EXERCISE DIRECTIONS:
Find out how many lines of the material contain the string "equivalent" and give only that figure.
— Begin —
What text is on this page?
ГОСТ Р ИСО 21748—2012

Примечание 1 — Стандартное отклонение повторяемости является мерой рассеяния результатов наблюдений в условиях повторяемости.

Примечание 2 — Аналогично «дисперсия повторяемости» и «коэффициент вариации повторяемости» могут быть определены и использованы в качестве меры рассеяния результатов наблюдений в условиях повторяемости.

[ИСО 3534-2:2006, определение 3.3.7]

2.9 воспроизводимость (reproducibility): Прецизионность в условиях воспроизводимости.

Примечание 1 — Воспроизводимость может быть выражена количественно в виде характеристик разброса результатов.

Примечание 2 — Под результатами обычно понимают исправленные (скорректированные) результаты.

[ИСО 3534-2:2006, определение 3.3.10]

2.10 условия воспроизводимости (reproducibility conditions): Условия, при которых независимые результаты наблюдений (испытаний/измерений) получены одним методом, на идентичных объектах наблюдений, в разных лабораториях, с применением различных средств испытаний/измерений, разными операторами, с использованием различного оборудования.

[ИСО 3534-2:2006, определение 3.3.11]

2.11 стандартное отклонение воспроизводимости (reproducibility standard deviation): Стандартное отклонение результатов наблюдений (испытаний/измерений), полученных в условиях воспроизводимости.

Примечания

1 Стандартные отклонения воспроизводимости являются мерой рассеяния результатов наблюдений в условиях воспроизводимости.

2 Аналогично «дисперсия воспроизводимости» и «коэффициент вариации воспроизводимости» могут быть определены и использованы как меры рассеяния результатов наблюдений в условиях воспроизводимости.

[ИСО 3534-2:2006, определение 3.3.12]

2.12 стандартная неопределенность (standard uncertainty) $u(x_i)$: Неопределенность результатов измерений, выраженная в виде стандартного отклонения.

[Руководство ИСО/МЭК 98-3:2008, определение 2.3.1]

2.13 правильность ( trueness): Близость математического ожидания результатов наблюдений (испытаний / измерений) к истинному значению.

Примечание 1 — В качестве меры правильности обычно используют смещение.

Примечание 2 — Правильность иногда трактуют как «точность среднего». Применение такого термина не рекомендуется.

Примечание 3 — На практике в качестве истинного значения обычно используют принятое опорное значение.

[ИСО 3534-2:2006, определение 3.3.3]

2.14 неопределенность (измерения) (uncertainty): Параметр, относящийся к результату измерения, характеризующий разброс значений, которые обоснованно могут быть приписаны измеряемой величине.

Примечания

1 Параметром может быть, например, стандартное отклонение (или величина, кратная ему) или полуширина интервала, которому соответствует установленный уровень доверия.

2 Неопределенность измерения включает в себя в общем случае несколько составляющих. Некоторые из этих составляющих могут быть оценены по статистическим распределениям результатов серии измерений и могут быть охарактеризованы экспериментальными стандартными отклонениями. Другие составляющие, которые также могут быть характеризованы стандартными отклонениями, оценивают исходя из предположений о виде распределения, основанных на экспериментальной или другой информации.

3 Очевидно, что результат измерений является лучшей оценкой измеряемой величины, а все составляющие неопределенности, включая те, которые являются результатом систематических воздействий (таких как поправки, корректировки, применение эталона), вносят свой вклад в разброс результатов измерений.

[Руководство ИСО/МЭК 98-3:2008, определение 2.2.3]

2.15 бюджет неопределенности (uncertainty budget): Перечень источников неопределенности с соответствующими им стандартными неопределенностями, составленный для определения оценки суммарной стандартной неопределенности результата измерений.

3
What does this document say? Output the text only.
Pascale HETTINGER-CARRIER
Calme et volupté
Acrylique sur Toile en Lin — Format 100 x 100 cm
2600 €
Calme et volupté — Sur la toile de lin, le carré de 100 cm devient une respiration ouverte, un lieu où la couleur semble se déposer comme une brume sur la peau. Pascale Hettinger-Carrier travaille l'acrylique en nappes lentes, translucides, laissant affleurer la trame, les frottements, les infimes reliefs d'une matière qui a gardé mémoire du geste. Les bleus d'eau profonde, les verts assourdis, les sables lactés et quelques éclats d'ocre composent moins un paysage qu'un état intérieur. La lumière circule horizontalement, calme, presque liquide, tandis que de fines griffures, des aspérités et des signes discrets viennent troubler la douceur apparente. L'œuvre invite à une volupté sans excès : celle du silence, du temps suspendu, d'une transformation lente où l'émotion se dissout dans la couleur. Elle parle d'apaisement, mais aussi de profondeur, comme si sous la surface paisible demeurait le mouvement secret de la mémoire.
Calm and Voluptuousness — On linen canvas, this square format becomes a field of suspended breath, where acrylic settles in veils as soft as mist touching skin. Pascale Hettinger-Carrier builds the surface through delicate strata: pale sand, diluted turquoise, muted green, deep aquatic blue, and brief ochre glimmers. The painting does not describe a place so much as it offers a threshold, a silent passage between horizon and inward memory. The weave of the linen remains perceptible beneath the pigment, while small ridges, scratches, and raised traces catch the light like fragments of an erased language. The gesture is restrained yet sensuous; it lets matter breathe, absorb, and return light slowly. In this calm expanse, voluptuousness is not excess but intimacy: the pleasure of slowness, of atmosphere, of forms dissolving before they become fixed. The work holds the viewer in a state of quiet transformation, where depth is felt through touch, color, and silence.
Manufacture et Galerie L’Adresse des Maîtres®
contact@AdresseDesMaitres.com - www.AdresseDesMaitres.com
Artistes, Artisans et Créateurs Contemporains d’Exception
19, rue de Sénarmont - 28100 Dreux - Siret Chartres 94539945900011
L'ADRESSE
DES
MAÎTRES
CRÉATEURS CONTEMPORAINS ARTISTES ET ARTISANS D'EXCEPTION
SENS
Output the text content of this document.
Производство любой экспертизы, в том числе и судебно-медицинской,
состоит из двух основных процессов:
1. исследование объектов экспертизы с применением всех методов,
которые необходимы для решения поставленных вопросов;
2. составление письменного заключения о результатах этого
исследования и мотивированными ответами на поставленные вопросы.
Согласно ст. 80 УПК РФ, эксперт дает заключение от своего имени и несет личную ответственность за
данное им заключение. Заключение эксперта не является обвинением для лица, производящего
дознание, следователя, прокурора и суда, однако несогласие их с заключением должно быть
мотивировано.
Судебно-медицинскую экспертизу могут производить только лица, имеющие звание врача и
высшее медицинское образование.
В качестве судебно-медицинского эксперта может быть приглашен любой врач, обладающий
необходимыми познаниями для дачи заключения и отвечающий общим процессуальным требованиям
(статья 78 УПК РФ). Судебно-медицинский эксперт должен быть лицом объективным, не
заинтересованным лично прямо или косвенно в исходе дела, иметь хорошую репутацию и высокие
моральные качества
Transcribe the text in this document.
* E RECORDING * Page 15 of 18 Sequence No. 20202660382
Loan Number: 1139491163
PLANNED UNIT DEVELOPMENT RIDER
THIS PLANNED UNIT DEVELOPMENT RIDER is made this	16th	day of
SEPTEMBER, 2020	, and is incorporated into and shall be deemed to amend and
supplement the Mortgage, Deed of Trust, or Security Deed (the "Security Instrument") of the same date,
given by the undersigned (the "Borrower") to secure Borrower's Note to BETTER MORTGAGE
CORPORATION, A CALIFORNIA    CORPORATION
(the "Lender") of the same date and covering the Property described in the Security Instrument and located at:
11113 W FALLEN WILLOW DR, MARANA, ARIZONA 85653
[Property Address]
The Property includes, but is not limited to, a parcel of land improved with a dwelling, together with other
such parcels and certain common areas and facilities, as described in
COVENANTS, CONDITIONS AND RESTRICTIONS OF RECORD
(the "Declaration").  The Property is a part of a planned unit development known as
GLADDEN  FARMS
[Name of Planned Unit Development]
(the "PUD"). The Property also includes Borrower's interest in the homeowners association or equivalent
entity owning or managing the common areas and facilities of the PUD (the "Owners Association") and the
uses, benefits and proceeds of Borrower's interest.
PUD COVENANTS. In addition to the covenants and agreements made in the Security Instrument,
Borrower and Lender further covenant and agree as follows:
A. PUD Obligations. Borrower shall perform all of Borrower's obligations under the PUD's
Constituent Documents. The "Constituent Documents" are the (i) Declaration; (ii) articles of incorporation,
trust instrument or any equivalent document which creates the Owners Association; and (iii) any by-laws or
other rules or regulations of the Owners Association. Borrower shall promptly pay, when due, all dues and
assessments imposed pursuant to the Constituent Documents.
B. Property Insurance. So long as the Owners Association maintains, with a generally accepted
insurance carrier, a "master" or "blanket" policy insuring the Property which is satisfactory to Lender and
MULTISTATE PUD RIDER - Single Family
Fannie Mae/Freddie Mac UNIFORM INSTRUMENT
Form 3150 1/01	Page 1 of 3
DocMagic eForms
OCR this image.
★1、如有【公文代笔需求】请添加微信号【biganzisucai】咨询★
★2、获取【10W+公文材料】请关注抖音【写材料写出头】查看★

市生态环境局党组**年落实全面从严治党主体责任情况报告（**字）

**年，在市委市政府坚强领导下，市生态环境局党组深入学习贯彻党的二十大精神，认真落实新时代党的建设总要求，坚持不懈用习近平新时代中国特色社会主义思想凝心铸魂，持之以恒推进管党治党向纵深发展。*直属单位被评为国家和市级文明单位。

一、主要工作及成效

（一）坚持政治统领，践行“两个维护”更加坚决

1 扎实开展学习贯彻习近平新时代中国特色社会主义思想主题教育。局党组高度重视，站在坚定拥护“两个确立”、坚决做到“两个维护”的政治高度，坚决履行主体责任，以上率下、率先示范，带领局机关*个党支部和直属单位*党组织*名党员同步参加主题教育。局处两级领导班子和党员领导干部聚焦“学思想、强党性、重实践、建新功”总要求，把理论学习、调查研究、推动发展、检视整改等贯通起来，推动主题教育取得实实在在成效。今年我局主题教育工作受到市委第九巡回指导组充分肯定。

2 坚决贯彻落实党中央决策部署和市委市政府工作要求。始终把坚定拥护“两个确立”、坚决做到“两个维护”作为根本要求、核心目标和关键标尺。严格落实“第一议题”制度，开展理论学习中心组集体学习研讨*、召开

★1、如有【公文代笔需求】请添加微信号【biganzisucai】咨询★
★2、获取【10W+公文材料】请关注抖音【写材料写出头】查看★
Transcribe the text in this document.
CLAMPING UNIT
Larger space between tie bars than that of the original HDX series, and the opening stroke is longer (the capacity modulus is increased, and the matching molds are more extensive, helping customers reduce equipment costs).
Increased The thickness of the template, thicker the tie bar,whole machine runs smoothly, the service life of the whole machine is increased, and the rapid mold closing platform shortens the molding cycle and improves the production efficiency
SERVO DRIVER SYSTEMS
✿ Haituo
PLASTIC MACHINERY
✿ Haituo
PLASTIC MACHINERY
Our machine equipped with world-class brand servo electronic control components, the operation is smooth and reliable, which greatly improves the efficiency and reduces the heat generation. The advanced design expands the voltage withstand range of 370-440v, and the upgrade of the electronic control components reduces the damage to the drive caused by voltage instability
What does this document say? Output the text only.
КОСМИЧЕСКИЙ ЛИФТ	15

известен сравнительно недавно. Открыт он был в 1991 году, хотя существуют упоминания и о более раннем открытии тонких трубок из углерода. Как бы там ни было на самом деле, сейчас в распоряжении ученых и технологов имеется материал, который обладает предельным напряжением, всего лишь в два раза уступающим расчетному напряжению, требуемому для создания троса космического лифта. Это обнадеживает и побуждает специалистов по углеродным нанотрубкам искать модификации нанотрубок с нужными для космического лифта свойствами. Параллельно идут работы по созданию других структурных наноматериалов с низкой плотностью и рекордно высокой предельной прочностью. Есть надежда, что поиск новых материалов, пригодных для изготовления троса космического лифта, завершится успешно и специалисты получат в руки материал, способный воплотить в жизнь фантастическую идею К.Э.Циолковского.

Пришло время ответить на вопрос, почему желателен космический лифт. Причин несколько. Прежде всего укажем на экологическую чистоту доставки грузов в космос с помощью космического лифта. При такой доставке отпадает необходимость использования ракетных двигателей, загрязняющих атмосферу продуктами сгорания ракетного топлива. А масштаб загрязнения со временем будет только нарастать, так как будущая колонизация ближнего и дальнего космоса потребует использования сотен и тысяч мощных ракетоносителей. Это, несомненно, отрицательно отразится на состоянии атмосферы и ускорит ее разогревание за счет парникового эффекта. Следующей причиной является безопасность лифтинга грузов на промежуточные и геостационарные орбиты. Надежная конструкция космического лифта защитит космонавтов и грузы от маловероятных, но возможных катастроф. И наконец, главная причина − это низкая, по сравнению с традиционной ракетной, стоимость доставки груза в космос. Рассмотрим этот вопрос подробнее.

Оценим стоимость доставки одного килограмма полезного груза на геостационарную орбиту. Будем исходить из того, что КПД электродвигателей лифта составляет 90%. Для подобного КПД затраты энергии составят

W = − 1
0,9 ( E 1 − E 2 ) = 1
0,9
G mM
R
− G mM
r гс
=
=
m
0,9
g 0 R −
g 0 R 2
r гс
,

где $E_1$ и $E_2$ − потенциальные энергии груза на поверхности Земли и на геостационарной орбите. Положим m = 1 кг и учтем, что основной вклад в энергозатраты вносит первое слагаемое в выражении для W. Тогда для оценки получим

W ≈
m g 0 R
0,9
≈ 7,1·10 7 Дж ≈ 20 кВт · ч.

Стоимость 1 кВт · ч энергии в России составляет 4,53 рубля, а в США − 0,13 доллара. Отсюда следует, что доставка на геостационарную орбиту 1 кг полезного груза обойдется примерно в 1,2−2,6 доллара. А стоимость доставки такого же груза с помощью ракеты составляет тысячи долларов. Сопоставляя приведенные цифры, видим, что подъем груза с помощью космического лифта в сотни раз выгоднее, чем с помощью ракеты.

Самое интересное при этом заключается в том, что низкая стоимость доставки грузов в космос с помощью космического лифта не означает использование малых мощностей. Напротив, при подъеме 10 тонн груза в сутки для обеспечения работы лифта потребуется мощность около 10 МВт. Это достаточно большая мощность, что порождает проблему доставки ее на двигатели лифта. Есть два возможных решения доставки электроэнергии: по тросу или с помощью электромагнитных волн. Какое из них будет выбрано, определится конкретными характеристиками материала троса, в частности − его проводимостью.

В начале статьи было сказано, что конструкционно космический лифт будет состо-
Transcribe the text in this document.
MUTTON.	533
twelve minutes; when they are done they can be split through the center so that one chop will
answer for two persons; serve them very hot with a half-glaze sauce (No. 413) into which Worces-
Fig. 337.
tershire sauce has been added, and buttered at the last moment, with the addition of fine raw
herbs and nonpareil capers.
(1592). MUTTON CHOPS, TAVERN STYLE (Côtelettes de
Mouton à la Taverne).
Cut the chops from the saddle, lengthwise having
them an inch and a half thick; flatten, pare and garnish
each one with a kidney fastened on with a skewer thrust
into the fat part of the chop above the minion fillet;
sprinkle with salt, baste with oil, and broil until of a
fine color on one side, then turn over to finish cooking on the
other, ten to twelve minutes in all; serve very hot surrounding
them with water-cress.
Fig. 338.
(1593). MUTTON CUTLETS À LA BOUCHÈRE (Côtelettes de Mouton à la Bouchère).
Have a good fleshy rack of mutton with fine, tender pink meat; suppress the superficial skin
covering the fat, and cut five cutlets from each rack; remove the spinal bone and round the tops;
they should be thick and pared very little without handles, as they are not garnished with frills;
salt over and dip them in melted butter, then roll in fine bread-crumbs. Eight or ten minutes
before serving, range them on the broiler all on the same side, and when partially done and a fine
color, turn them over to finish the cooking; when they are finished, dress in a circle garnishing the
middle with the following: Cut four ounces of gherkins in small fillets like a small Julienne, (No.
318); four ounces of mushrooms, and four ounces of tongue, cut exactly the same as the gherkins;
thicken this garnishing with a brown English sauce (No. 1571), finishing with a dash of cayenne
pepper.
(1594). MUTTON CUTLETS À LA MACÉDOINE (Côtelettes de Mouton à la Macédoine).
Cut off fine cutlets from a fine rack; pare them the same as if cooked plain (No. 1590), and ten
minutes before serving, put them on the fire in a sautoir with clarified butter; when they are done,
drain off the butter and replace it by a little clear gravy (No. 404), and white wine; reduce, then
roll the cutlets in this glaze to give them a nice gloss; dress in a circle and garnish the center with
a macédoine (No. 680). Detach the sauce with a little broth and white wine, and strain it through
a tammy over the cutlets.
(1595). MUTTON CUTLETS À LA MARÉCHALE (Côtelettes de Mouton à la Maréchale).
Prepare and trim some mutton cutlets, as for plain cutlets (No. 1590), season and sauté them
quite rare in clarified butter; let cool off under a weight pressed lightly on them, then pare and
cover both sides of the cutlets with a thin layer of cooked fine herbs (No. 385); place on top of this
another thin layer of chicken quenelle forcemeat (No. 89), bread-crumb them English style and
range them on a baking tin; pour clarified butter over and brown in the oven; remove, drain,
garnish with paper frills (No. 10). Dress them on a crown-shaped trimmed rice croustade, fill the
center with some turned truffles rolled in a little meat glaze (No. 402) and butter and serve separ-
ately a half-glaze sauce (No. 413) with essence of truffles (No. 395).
— End —
THE REPLY:
2